Retype all of the lines below with no changes.

---- Data for this task

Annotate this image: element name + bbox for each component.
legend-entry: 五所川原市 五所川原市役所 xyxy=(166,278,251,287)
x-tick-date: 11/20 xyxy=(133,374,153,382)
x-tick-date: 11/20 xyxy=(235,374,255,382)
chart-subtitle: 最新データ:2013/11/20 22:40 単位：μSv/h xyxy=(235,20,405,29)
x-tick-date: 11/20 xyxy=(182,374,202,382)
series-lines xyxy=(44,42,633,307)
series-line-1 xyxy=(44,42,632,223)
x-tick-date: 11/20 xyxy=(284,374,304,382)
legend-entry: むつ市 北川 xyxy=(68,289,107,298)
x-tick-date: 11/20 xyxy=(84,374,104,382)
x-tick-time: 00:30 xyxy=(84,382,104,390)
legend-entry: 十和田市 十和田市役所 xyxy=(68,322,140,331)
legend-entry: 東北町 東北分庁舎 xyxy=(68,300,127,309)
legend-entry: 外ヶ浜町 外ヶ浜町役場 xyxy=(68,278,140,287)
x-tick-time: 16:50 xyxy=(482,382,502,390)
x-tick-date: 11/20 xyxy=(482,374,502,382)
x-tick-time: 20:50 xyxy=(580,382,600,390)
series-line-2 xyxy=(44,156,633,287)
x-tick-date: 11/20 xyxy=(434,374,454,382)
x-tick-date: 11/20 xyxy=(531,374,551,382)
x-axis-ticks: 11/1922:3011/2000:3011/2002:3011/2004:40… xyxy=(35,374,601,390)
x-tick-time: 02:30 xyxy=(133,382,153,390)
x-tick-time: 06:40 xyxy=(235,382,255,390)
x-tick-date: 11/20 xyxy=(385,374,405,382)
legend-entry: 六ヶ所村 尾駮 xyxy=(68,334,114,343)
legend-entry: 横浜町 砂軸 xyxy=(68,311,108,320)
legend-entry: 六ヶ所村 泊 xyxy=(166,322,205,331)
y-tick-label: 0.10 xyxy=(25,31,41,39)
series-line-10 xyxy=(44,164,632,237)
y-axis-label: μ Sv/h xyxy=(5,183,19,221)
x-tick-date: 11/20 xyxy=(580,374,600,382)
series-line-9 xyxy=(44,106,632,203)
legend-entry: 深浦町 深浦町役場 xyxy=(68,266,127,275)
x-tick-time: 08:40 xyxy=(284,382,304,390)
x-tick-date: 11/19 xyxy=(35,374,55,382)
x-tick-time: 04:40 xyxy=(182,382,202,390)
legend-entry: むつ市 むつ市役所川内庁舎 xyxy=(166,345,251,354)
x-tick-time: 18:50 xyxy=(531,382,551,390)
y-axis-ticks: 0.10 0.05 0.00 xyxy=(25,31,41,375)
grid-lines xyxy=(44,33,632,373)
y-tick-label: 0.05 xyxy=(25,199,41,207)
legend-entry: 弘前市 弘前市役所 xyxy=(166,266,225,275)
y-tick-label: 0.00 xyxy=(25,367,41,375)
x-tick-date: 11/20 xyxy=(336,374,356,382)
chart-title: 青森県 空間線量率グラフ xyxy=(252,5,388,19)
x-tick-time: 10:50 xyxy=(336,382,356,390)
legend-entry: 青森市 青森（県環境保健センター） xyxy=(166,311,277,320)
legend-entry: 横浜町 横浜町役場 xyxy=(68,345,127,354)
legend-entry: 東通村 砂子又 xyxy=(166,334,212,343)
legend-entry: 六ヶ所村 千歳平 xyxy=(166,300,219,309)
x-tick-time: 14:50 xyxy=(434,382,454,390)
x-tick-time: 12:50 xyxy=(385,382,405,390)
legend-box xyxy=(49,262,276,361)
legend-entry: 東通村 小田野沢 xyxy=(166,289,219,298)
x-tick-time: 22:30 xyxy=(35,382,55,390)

--------

### Response
Annotate this image: element name + bbox for each component.
legend-entry: 五所川原市 五所川原市役所 xyxy=(166,278,251,287)
x-tick-date: 11/20 xyxy=(133,374,153,382)
x-tick-date: 11/20 xyxy=(235,374,255,382)
chart-subtitle: 最新データ:2013/11/20 22:40 単位：μSv/h xyxy=(235,20,405,29)
x-tick-date: 11/20 xyxy=(182,374,202,382)
series-lines xyxy=(44,42,633,307)
series-line-1 xyxy=(44,42,632,223)
x-tick-date: 11/20 xyxy=(284,374,304,382)
legend-entry: むつ市 北川 xyxy=(68,289,107,298)
x-tick-date: 11/20 xyxy=(84,374,104,382)
x-tick-time: 00:30 xyxy=(84,382,104,390)
legend-entry: 十和田市 十和田市役所 xyxy=(68,322,140,331)
legend-entry: 東北町 東北分庁舎 xyxy=(68,300,127,309)
legend-entry: 外ヶ浜町 外ヶ浜町役場 xyxy=(68,278,140,287)
x-tick-time: 16:50 xyxy=(482,382,502,390)
x-tick-date: 11/20 xyxy=(482,374,502,382)
x-tick-time: 20:50 xyxy=(580,382,600,390)
series-line-2 xyxy=(44,156,633,287)
x-tick-date: 11/20 xyxy=(434,374,454,382)
x-tick-date: 11/20 xyxy=(531,374,551,382)
x-axis-ticks: 11/1922:3011/2000:3011/2002:3011/2004:40… xyxy=(35,374,601,390)
x-tick-time: 02:30 xyxy=(133,382,153,390)
x-tick-time: 06:40 xyxy=(235,382,255,390)
x-tick-date: 11/20 xyxy=(385,374,405,382)
legend-entry: 六ヶ所村 尾駮 xyxy=(68,334,114,343)
legend-entry: 横浜町 砂軸 xyxy=(68,311,108,320)
legend-entry: 六ヶ所村 泊 xyxy=(166,322,205,331)
y-tick-label: 0.10 xyxy=(25,31,41,39)
series-line-10 xyxy=(44,164,632,237)
y-axis-label: μ Sv/h xyxy=(5,183,19,221)
x-tick-date: 11/20 xyxy=(580,374,600,382)
series-line-9 xyxy=(44,106,632,203)
legend-entry: 深浦町 深浦町役場 xyxy=(68,266,127,275)
x-tick-time: 08:40 xyxy=(284,382,304,390)
x-tick-date: 11/19 xyxy=(35,374,55,382)
x-tick-time: 04:40 xyxy=(182,382,202,390)
legend-entry: むつ市 むつ市役所川内庁舎 xyxy=(166,345,251,354)
x-tick-time: 18:50 xyxy=(531,382,551,390)
y-axis-ticks: 0.10 0.05 0.00 xyxy=(25,31,41,375)
grid-lines xyxy=(44,33,632,373)
y-tick-label: 0.05 xyxy=(25,199,41,207)
legend-entry: 弘前市 弘前市役所 xyxy=(166,266,225,275)
y-tick-label: 0.00 xyxy=(25,367,41,375)
x-tick-date: 11/20 xyxy=(336,374,356,382)
chart-title: 青森県 空間線量率グラフ xyxy=(252,5,388,19)
x-tick-time: 10:50 xyxy=(336,382,356,390)
legend-entry: 青森市 青森（県環境保健センター） xyxy=(166,311,277,320)
legend-entry: 横浜町 横浜町役場 xyxy=(68,345,127,354)
legend-entry: 東通村 砂子又 xyxy=(166,334,212,343)
legend-entry: 六ヶ所村 千歳平 xyxy=(166,300,219,309)
x-tick-time: 14:50 xyxy=(434,382,454,390)
x-tick-time: 12:50 xyxy=(385,382,405,390)
legend-box xyxy=(49,262,276,361)
legend-entry: 東通村 小田野沢 xyxy=(166,289,219,298)
x-tick-time: 22:30 xyxy=(35,382,55,390)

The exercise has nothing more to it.